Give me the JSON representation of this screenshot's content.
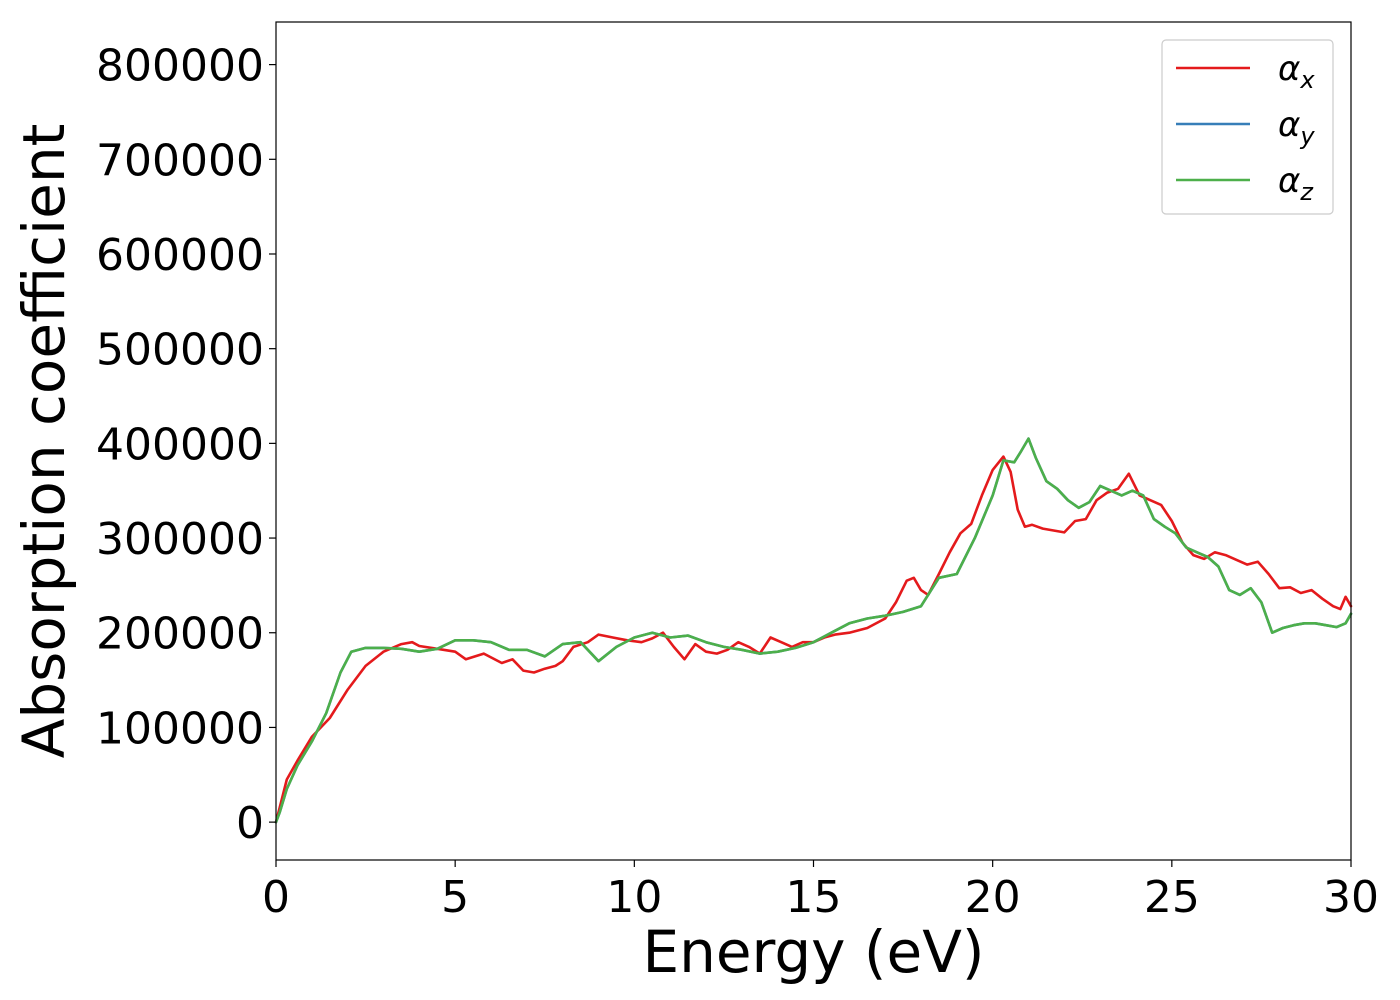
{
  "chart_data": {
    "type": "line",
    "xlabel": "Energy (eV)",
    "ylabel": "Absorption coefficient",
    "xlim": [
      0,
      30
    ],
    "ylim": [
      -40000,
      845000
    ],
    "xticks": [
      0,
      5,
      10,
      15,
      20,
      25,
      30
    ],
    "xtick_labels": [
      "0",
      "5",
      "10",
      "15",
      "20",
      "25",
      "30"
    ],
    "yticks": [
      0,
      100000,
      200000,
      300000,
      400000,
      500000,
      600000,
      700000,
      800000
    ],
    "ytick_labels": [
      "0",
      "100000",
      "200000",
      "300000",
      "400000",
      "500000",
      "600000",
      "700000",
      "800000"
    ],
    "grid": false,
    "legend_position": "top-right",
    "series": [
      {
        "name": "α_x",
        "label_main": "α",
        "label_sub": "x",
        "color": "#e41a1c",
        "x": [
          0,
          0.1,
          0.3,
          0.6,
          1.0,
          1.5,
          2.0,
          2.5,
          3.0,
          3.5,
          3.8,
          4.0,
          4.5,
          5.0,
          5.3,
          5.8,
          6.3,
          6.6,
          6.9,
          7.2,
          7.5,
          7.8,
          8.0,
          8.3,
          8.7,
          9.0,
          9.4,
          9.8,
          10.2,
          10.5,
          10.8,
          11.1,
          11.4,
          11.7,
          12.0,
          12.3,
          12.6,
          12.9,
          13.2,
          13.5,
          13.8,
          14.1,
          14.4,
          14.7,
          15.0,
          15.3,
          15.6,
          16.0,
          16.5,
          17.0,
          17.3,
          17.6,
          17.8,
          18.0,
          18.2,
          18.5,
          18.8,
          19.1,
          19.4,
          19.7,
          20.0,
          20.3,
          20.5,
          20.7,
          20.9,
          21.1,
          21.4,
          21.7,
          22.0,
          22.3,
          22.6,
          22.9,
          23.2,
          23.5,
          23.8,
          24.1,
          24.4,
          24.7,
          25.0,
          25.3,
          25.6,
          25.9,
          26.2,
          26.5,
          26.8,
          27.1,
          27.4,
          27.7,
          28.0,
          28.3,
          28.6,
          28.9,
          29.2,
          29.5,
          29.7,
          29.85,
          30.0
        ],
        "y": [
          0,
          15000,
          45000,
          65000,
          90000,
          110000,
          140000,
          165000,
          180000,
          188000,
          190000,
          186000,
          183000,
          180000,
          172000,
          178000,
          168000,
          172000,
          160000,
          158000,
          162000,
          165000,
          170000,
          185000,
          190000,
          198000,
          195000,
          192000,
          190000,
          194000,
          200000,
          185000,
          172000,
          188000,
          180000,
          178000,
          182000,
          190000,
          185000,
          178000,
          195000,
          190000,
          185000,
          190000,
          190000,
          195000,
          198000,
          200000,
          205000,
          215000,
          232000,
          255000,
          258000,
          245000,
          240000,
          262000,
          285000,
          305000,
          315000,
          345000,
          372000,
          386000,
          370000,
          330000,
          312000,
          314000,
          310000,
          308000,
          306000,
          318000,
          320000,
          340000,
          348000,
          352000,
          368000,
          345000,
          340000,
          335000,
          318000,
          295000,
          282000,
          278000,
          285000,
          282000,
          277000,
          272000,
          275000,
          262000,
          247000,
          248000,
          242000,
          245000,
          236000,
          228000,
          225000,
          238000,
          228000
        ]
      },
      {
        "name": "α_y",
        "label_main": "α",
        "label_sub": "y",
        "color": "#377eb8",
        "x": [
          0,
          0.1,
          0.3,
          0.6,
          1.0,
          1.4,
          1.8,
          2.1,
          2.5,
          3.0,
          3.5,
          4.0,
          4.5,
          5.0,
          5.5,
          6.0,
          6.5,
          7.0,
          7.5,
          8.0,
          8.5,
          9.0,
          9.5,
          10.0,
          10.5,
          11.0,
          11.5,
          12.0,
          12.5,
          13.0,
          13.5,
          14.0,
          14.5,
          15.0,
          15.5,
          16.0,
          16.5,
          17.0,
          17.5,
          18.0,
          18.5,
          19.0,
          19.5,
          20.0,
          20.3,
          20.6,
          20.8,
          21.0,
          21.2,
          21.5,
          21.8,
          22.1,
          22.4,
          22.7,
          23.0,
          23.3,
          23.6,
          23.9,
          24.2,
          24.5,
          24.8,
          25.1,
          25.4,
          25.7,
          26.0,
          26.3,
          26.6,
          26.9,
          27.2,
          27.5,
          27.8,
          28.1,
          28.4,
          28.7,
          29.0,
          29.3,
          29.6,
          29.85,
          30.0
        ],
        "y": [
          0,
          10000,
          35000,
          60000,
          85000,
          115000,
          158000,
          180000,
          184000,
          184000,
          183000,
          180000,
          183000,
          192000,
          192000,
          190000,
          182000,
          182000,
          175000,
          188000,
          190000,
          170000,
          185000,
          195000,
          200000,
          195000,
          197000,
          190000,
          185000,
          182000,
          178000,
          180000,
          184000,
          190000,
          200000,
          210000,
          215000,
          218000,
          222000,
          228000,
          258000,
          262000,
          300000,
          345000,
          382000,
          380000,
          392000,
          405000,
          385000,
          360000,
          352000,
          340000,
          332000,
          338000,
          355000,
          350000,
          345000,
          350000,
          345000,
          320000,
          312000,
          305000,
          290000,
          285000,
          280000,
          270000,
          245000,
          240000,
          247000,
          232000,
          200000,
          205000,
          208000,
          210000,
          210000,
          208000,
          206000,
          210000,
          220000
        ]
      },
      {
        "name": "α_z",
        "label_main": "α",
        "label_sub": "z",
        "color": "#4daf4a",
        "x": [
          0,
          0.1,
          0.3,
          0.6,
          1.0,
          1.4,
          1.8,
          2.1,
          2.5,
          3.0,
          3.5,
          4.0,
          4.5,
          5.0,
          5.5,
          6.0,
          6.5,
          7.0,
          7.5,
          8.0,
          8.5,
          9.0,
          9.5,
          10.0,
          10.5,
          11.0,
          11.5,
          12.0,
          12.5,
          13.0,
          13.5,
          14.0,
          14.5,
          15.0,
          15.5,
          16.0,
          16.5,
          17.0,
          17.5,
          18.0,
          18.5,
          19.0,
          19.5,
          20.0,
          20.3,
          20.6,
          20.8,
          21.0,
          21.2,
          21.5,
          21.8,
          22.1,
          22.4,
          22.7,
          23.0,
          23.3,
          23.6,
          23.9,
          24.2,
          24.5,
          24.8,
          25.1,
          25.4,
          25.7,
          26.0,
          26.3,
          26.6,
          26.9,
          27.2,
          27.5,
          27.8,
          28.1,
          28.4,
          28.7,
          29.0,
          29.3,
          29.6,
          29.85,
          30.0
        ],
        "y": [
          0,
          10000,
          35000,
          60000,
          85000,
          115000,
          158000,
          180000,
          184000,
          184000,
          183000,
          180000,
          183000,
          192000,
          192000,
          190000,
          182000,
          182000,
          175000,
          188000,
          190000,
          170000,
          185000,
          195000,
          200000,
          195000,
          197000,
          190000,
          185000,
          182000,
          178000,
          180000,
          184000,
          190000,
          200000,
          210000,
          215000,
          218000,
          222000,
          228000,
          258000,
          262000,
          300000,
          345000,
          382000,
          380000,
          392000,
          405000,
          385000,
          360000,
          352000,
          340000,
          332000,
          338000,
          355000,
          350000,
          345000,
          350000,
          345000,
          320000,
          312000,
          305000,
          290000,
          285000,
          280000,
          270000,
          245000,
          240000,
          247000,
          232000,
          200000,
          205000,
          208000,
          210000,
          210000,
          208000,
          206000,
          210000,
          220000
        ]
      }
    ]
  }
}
--
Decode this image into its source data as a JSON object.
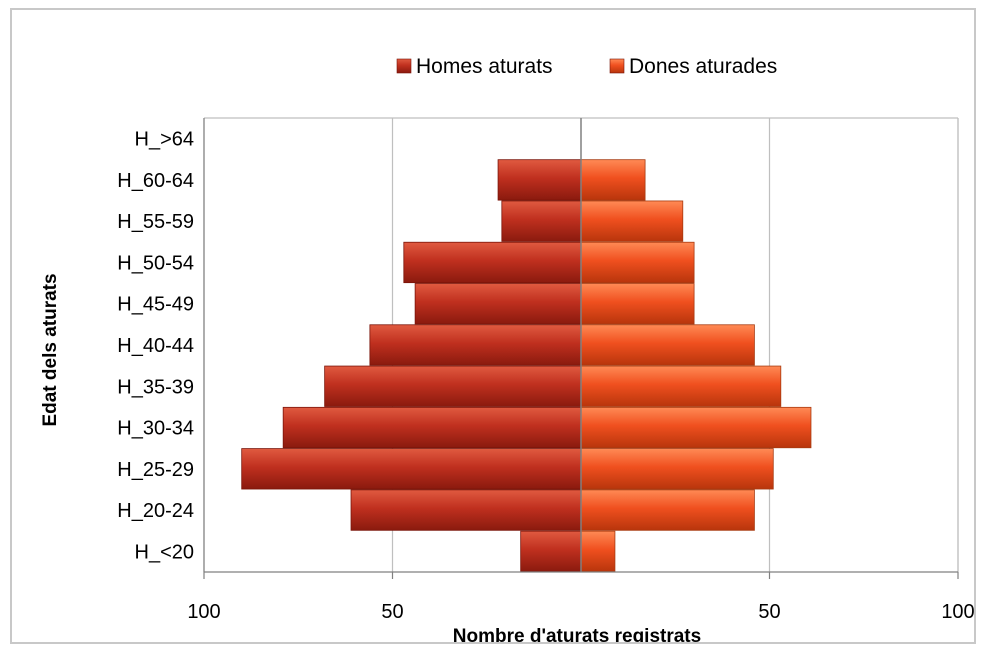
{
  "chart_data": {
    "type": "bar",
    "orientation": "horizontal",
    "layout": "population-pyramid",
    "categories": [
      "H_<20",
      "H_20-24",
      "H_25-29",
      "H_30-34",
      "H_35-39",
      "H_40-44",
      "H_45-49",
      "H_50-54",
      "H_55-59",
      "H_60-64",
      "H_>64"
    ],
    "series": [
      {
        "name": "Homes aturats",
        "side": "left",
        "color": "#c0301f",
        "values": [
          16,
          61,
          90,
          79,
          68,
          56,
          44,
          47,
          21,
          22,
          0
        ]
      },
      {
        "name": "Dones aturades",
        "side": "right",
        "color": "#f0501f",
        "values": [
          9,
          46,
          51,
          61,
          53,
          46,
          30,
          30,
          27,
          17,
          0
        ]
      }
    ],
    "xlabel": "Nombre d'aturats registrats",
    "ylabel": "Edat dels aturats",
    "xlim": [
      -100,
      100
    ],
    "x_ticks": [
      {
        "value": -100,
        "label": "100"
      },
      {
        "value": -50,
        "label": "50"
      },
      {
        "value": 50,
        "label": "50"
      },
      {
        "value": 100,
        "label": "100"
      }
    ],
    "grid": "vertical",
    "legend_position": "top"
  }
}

EXERCISE OBJECTIVE:
Find all lines with "this" in them and copy each one.

FULL RESPONSE:
Give me the JSON representation of this screenshot's content.
Decode this image into its source data as a JSON object.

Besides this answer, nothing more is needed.